[begin Provided entries]

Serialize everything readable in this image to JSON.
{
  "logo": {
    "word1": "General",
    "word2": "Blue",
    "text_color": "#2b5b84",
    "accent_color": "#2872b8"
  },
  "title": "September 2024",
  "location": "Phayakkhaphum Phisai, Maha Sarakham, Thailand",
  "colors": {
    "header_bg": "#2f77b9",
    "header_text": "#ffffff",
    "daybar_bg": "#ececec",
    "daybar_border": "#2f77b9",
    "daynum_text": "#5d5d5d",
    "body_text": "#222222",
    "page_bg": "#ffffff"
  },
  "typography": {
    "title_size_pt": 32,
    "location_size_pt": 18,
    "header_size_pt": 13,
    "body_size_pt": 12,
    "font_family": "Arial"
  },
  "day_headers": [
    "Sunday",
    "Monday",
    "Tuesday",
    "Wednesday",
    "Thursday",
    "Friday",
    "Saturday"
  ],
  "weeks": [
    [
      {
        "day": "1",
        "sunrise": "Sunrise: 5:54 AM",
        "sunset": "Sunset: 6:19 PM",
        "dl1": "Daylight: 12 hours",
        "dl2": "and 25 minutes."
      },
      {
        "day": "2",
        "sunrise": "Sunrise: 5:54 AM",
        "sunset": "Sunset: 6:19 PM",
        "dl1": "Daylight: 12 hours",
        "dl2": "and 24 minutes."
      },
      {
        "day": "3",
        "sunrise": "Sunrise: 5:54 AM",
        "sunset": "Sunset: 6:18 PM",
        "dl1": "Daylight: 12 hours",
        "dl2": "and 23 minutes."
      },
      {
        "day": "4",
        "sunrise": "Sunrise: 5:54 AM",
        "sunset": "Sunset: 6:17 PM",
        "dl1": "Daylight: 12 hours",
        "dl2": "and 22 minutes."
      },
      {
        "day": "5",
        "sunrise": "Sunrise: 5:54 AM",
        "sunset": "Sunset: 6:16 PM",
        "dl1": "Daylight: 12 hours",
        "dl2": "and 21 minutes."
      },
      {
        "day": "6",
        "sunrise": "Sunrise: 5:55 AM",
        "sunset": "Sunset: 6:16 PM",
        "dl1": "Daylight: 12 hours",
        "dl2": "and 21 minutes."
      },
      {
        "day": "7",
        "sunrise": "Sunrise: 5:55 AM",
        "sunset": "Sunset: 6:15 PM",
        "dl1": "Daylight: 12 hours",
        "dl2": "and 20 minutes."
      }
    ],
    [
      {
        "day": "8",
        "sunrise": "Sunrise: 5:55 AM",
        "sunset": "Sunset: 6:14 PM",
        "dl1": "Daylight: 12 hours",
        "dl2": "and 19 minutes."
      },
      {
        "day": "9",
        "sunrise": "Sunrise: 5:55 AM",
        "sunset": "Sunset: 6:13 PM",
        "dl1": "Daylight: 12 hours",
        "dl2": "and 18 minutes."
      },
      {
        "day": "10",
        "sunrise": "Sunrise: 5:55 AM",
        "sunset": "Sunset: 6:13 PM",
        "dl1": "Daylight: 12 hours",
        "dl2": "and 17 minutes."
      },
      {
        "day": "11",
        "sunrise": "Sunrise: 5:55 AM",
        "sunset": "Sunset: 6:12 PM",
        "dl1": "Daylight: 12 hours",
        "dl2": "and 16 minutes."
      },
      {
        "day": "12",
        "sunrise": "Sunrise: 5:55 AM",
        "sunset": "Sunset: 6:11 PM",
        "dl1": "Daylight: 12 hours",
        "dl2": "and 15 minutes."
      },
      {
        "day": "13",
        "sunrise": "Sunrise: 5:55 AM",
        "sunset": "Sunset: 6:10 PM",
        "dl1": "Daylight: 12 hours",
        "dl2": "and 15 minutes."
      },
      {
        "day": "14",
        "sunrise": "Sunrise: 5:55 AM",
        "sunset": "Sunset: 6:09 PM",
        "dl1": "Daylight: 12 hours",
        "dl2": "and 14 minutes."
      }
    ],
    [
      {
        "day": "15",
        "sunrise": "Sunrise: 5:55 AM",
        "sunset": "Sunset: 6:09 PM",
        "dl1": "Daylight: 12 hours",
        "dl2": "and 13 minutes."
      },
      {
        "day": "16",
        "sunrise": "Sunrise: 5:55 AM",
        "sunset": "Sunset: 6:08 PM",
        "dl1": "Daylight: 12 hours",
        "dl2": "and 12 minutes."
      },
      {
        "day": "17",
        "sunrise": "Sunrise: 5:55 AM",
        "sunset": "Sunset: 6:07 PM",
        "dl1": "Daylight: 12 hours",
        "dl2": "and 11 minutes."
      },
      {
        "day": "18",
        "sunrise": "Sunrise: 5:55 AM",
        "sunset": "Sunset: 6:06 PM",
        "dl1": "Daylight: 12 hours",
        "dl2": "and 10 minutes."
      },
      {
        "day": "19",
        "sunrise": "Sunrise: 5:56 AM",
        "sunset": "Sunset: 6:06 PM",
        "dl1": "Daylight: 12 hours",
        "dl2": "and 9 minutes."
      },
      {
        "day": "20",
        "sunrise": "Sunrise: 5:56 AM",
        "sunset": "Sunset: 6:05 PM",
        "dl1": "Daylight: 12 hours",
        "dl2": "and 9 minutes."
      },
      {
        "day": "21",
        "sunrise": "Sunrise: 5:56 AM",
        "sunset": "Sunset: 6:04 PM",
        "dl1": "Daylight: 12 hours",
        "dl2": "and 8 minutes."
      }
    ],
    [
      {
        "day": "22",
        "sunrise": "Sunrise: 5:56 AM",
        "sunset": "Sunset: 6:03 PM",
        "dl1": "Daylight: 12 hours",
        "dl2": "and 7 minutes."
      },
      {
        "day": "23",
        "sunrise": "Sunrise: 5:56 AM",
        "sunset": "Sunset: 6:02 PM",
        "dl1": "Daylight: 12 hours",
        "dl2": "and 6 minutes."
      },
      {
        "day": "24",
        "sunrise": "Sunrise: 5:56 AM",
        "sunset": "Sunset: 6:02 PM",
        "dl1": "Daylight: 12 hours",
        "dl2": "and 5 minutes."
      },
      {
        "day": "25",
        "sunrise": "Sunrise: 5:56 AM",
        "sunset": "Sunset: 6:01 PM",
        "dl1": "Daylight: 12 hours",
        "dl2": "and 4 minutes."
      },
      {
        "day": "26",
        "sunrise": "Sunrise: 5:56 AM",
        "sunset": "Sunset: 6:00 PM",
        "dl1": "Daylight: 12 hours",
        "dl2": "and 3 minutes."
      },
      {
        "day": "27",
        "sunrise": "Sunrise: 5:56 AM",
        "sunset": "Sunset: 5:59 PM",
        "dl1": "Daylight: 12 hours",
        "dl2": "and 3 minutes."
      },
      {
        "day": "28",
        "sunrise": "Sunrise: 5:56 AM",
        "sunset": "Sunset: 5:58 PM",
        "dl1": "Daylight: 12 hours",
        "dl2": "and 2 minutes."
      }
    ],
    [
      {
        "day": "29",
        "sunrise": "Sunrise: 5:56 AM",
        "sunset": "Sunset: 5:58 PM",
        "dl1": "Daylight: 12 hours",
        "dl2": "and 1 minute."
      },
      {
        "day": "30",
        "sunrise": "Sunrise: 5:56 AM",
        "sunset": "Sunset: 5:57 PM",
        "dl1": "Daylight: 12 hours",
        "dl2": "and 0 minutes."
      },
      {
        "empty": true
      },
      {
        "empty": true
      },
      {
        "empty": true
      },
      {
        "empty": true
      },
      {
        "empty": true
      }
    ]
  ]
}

[end Provided entries]

Problem to solve. The entries above must be returned in full, exactly as shown.

Expected output.
Serialize everything readable in this image to JSON.
{
  "logo": {
    "word1": "General",
    "word2": "Blue",
    "text_color": "#2b5b84",
    "accent_color": "#2872b8"
  },
  "title": "September 2024",
  "location": "Phayakkhaphum Phisai, Maha Sarakham, Thailand",
  "colors": {
    "header_bg": "#2f77b9",
    "header_text": "#ffffff",
    "daybar_bg": "#ececec",
    "daybar_border": "#2f77b9",
    "daynum_text": "#5d5d5d",
    "body_text": "#222222",
    "page_bg": "#ffffff"
  },
  "typography": {
    "title_size_pt": 32,
    "location_size_pt": 18,
    "header_size_pt": 13,
    "body_size_pt": 12,
    "font_family": "Arial"
  },
  "day_headers": [
    "Sunday",
    "Monday",
    "Tuesday",
    "Wednesday",
    "Thursday",
    "Friday",
    "Saturday"
  ],
  "weeks": [
    [
      {
        "day": "1",
        "sunrise": "Sunrise: 5:54 AM",
        "sunset": "Sunset: 6:19 PM",
        "dl1": "Daylight: 12 hours",
        "dl2": "and 25 minutes."
      },
      {
        "day": "2",
        "sunrise": "Sunrise: 5:54 AM",
        "sunset": "Sunset: 6:19 PM",
        "dl1": "Daylight: 12 hours",
        "dl2": "and 24 minutes."
      },
      {
        "day": "3",
        "sunrise": "Sunrise: 5:54 AM",
        "sunset": "Sunset: 6:18 PM",
        "dl1": "Daylight: 12 hours",
        "dl2": "and 23 minutes."
      },
      {
        "day": "4",
        "sunrise": "Sunrise: 5:54 AM",
        "sunset": "Sunset: 6:17 PM",
        "dl1": "Daylight: 12 hours",
        "dl2": "and 22 minutes."
      },
      {
        "day": "5",
        "sunrise": "Sunrise: 5:54 AM",
        "sunset": "Sunset: 6:16 PM",
        "dl1": "Daylight: 12 hours",
        "dl2": "and 21 minutes."
      },
      {
        "day": "6",
        "sunrise": "Sunrise: 5:55 AM",
        "sunset": "Sunset: 6:16 PM",
        "dl1": "Daylight: 12 hours",
        "dl2": "and 21 minutes."
      },
      {
        "day": "7",
        "sunrise": "Sunrise: 5:55 AM",
        "sunset": "Sunset: 6:15 PM",
        "dl1": "Daylight: 12 hours",
        "dl2": "and 20 minutes."
      }
    ],
    [
      {
        "day": "8",
        "sunrise": "Sunrise: 5:55 AM",
        "sunset": "Sunset: 6:14 PM",
        "dl1": "Daylight: 12 hours",
        "dl2": "and 19 minutes."
      },
      {
        "day": "9",
        "sunrise": "Sunrise: 5:55 AM",
        "sunset": "Sunset: 6:13 PM",
        "dl1": "Daylight: 12 hours",
        "dl2": "and 18 minutes."
      },
      {
        "day": "10",
        "sunrise": "Sunrise: 5:55 AM",
        "sunset": "Sunset: 6:13 PM",
        "dl1": "Daylight: 12 hours",
        "dl2": "and 17 minutes."
      },
      {
        "day": "11",
        "sunrise": "Sunrise: 5:55 AM",
        "sunset": "Sunset: 6:12 PM",
        "dl1": "Daylight: 12 hours",
        "dl2": "and 16 minutes."
      },
      {
        "day": "12",
        "sunrise": "Sunrise: 5:55 AM",
        "sunset": "Sunset: 6:11 PM",
        "dl1": "Daylight: 12 hours",
        "dl2": "and 15 minutes."
      },
      {
        "day": "13",
        "sunrise": "Sunrise: 5:55 AM",
        "sunset": "Sunset: 6:10 PM",
        "dl1": "Daylight: 12 hours",
        "dl2": "and 15 minutes."
      },
      {
        "day": "14",
        "sunrise": "Sunrise: 5:55 AM",
        "sunset": "Sunset: 6:09 PM",
        "dl1": "Daylight: 12 hours",
        "dl2": "and 14 minutes."
      }
    ],
    [
      {
        "day": "15",
        "sunrise": "Sunrise: 5:55 AM",
        "sunset": "Sunset: 6:09 PM",
        "dl1": "Daylight: 12 hours",
        "dl2": "and 13 minutes."
      },
      {
        "day": "16",
        "sunrise": "Sunrise: 5:55 AM",
        "sunset": "Sunset: 6:08 PM",
        "dl1": "Daylight: 12 hours",
        "dl2": "and 12 minutes."
      },
      {
        "day": "17",
        "sunrise": "Sunrise: 5:55 AM",
        "sunset": "Sunset: 6:07 PM",
        "dl1": "Daylight: 12 hours",
        "dl2": "and 11 minutes."
      },
      {
        "day": "18",
        "sunrise": "Sunrise: 5:55 AM",
        "sunset": "Sunset: 6:06 PM",
        "dl1": "Daylight: 12 hours",
        "dl2": "and 10 minutes."
      },
      {
        "day": "19",
        "sunrise": "Sunrise: 5:56 AM",
        "sunset": "Sunset: 6:06 PM",
        "dl1": "Daylight: 12 hours",
        "dl2": "and 9 minutes."
      },
      {
        "day": "20",
        "sunrise": "Sunrise: 5:56 AM",
        "sunset": "Sunset: 6:05 PM",
        "dl1": "Daylight: 12 hours",
        "dl2": "and 9 minutes."
      },
      {
        "day": "21",
        "sunrise": "Sunrise: 5:56 AM",
        "sunset": "Sunset: 6:04 PM",
        "dl1": "Daylight: 12 hours",
        "dl2": "and 8 minutes."
      }
    ],
    [
      {
        "day": "22",
        "sunrise": "Sunrise: 5:56 AM",
        "sunset": "Sunset: 6:03 PM",
        "dl1": "Daylight: 12 hours",
        "dl2": "and 7 minutes."
      },
      {
        "day": "23",
        "sunrise": "Sunrise: 5:56 AM",
        "sunset": "Sunset: 6:02 PM",
        "dl1": "Daylight: 12 hours",
        "dl2": "and 6 minutes."
      },
      {
        "day": "24",
        "sunrise": "Sunrise: 5:56 AM",
        "sunset": "Sunset: 6:02 PM",
        "dl1": "Daylight: 12 hours",
        "dl2": "and 5 minutes."
      },
      {
        "day": "25",
        "sunrise": "Sunrise: 5:56 AM",
        "sunset": "Sunset: 6:01 PM",
        "dl1": "Daylight: 12 hours",
        "dl2": "and 4 minutes."
      },
      {
        "day": "26",
        "sunrise": "Sunrise: 5:56 AM",
        "sunset": "Sunset: 6:00 PM",
        "dl1": "Daylight: 12 hours",
        "dl2": "and 3 minutes."
      },
      {
        "day": "27",
        "sunrise": "Sunrise: 5:56 AM",
        "sunset": "Sunset: 5:59 PM",
        "dl1": "Daylight: 12 hours",
        "dl2": "and 3 minutes."
      },
      {
        "day": "28",
        "sunrise": "Sunrise: 5:56 AM",
        "sunset": "Sunset: 5:58 PM",
        "dl1": "Daylight: 12 hours",
        "dl2": "and 2 minutes."
      }
    ],
    [
      {
        "day": "29",
        "sunrise": "Sunrise: 5:56 AM",
        "sunset": "Sunset: 5:58 PM",
        "dl1": "Daylight: 12 hours",
        "dl2": "and 1 minute."
      },
      {
        "day": "30",
        "sunrise": "Sunrise: 5:56 AM",
        "sunset": "Sunset: 5:57 PM",
        "dl1": "Daylight: 12 hours",
        "dl2": "and 0 minutes."
      },
      {
        "empty": true
      },
      {
        "empty": true
      },
      {
        "empty": true
      },
      {
        "empty": true
      },
      {
        "empty": true
      }
    ]
  ]
}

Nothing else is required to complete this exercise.